→ Given exercise: Identify the lines that contain the word "title" and copy each one.

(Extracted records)

# # # #

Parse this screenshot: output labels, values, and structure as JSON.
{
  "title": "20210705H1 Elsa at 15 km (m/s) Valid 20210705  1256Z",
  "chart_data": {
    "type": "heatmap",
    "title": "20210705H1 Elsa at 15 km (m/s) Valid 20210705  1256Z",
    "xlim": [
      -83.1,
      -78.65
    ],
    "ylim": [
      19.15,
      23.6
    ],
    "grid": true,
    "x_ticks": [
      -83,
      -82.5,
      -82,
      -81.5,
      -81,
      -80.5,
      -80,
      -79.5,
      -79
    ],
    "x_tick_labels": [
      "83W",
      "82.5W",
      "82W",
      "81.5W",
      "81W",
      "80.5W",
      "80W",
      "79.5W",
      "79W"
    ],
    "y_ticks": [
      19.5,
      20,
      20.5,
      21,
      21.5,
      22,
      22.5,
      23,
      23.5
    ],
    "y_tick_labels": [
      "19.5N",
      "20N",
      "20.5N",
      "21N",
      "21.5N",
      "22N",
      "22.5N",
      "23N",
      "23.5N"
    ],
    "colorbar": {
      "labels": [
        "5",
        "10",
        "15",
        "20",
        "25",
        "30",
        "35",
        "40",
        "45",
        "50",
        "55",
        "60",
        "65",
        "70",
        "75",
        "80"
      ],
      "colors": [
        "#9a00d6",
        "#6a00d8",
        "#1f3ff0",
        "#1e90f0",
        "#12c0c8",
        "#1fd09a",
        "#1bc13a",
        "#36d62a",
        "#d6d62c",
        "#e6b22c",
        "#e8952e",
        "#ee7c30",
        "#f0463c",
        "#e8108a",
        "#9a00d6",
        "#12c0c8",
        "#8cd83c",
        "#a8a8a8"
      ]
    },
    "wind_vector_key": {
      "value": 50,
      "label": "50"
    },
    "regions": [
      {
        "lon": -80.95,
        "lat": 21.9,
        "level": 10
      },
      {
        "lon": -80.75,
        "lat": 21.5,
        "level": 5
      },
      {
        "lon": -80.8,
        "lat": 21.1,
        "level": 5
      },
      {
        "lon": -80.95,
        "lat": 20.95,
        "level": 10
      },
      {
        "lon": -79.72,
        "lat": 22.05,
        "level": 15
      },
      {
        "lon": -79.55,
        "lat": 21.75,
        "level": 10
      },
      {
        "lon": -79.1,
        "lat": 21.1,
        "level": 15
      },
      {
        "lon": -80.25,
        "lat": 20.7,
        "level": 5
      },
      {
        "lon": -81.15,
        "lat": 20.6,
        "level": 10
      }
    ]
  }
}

# # # #

→ Answer for the task:
  "title": "20210705H1 Elsa at 15 km (m/s) Valid 20210705  1256Z",
    "title": "20210705H1 Elsa at 15 km (m/s) Valid 20210705  1256Z",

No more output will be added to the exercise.